## [THE REQUEST]
Reproduce each line from the records that holds "title".

------ DATASET RECORDS ------

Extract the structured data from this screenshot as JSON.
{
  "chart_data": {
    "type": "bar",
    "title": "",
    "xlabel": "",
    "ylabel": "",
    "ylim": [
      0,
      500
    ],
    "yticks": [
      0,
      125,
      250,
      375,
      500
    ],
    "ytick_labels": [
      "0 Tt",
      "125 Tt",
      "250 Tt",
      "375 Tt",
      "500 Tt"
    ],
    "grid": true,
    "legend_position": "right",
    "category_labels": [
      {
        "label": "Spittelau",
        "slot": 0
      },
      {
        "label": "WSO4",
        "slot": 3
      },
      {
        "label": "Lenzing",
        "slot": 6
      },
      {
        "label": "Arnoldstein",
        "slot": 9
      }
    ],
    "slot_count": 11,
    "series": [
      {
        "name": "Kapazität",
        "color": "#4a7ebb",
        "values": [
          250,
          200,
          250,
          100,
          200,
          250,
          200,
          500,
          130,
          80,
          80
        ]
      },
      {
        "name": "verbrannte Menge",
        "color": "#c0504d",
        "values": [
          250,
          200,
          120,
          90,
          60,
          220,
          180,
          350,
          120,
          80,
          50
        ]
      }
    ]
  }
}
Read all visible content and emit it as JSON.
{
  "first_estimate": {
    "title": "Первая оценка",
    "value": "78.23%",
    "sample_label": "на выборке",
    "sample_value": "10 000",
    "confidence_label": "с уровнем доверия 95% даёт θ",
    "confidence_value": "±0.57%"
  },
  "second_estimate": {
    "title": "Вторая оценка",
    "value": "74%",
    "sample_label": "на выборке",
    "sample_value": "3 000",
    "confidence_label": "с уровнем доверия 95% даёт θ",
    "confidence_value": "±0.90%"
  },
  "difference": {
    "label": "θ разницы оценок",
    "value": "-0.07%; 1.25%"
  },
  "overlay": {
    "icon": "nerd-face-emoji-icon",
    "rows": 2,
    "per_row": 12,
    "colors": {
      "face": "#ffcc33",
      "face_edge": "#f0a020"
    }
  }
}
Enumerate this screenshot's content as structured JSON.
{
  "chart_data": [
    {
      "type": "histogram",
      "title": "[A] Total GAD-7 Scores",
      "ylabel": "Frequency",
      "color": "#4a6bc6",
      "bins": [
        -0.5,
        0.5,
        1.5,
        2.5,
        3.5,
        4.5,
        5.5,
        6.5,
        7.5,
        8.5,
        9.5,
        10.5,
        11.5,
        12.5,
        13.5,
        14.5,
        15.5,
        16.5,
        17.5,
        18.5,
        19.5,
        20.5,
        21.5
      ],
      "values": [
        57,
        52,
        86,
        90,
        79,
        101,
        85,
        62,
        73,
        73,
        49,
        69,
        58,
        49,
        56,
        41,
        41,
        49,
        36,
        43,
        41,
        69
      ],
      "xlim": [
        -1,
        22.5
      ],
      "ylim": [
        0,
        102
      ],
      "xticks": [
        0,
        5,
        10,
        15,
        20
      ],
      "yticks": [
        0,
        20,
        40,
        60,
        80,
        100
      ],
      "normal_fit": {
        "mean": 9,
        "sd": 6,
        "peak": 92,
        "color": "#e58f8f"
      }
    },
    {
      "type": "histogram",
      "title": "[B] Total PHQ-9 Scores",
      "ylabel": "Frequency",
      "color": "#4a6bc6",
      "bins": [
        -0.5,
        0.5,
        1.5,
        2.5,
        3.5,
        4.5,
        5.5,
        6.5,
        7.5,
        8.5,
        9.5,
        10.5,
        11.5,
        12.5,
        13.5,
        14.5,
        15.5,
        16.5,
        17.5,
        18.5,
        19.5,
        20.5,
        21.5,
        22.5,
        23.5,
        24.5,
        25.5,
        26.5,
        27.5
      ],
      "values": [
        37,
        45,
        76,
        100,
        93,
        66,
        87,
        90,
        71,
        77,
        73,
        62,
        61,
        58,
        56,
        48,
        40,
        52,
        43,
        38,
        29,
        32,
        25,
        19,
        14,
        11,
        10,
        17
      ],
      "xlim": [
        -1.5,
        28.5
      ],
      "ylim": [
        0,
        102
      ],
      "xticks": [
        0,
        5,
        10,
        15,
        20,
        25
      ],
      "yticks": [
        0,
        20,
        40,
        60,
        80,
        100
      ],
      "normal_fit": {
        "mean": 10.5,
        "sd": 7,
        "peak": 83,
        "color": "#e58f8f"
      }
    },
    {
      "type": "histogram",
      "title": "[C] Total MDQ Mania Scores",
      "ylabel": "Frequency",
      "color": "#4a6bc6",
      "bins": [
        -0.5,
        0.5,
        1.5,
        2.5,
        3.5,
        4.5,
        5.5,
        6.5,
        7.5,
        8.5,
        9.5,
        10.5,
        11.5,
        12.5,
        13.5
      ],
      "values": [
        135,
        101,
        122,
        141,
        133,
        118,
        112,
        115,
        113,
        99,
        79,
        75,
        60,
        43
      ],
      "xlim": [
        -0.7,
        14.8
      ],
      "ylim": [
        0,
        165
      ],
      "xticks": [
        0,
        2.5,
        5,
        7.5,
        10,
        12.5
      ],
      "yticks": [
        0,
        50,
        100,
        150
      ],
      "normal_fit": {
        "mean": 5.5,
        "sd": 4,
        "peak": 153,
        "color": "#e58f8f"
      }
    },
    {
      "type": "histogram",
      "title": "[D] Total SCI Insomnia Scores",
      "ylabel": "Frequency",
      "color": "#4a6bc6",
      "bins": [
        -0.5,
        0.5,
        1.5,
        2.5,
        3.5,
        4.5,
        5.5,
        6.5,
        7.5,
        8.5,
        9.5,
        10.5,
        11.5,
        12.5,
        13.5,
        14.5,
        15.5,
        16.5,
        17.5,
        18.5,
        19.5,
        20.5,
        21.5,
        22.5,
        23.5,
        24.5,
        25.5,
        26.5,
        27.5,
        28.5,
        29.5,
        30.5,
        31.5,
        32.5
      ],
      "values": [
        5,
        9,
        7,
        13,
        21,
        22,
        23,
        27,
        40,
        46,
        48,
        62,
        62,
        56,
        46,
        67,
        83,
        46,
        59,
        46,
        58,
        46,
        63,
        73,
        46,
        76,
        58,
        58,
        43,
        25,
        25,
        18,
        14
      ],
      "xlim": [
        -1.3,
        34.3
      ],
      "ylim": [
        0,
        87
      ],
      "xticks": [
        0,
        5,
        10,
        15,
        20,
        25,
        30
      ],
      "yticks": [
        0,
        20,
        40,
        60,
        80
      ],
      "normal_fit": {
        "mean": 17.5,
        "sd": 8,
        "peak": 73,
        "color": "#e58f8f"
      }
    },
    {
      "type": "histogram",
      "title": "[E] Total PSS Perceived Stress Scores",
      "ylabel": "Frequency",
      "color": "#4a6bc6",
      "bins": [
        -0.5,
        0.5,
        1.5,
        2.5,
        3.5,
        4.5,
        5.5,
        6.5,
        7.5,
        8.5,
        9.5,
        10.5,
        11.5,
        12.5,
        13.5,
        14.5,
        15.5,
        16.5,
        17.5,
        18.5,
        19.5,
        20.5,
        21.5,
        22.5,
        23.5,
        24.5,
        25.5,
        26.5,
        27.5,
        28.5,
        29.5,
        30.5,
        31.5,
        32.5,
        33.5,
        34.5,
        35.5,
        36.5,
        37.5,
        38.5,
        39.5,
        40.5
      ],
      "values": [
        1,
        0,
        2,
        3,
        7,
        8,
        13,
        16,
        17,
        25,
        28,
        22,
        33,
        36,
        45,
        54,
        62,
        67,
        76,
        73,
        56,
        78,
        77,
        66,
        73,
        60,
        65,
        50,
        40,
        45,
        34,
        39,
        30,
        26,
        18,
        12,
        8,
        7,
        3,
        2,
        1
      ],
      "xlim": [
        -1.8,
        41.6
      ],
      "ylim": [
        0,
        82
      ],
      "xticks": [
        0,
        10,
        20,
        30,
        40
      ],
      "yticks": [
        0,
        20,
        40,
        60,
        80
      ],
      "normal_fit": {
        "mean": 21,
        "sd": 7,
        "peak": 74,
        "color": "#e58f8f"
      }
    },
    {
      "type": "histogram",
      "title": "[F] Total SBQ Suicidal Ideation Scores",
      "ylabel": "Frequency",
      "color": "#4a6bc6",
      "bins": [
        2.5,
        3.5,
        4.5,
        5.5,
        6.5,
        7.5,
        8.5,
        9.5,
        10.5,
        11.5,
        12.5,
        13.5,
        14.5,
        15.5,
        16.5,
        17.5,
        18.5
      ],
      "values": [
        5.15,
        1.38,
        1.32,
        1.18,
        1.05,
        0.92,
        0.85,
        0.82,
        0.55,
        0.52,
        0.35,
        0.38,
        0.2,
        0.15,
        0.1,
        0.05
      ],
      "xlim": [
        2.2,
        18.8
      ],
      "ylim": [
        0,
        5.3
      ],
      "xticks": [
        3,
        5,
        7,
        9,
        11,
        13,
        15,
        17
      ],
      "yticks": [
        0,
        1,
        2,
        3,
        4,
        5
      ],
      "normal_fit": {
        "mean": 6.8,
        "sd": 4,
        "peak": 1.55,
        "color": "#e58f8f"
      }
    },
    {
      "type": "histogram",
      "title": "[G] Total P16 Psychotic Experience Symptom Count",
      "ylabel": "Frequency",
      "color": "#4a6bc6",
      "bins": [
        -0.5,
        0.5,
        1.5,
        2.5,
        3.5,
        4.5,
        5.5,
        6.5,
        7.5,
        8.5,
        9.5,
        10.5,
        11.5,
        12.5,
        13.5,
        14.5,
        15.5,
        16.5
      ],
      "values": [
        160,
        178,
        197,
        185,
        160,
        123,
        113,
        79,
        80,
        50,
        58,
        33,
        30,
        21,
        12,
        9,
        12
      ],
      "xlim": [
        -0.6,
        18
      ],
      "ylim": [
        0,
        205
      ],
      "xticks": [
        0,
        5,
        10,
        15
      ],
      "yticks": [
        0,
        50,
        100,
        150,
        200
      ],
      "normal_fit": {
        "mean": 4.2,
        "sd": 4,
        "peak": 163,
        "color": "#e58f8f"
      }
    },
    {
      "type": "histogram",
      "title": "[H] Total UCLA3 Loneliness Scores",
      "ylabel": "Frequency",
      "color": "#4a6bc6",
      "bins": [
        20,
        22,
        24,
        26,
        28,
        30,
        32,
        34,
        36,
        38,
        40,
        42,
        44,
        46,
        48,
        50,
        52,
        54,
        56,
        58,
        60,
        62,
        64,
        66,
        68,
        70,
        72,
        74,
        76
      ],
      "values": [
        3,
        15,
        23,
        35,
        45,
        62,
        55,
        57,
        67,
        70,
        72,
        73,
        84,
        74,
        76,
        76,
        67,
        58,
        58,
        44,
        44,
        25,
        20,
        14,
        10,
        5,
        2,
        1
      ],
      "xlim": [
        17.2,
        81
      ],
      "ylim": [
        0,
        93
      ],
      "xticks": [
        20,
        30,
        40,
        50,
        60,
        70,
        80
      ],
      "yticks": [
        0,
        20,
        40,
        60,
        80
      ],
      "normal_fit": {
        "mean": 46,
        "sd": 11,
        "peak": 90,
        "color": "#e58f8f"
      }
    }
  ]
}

------

## [EXPECTED ANSWER]
    "title": "",
    "title": "Первая оценка",
    "title": "Вторая оценка",
      "title": "[A] Total GAD-7 Scores",
      "title": "[B] Total PHQ-9 Scores",
      "title": "[C] Total MDQ Mania Scores",
      "title": "[D] Total SCI Insomnia Scores",
      "title": "[E] Total PSS Perceived Stress Scores",
      "title": "[F] Total SBQ Suicidal Ideation Scores",
      "title": "[G] Total P16 Psychotic Experience Symptom Count",
      "title": "[H] Total UCLA3 Loneliness Scores",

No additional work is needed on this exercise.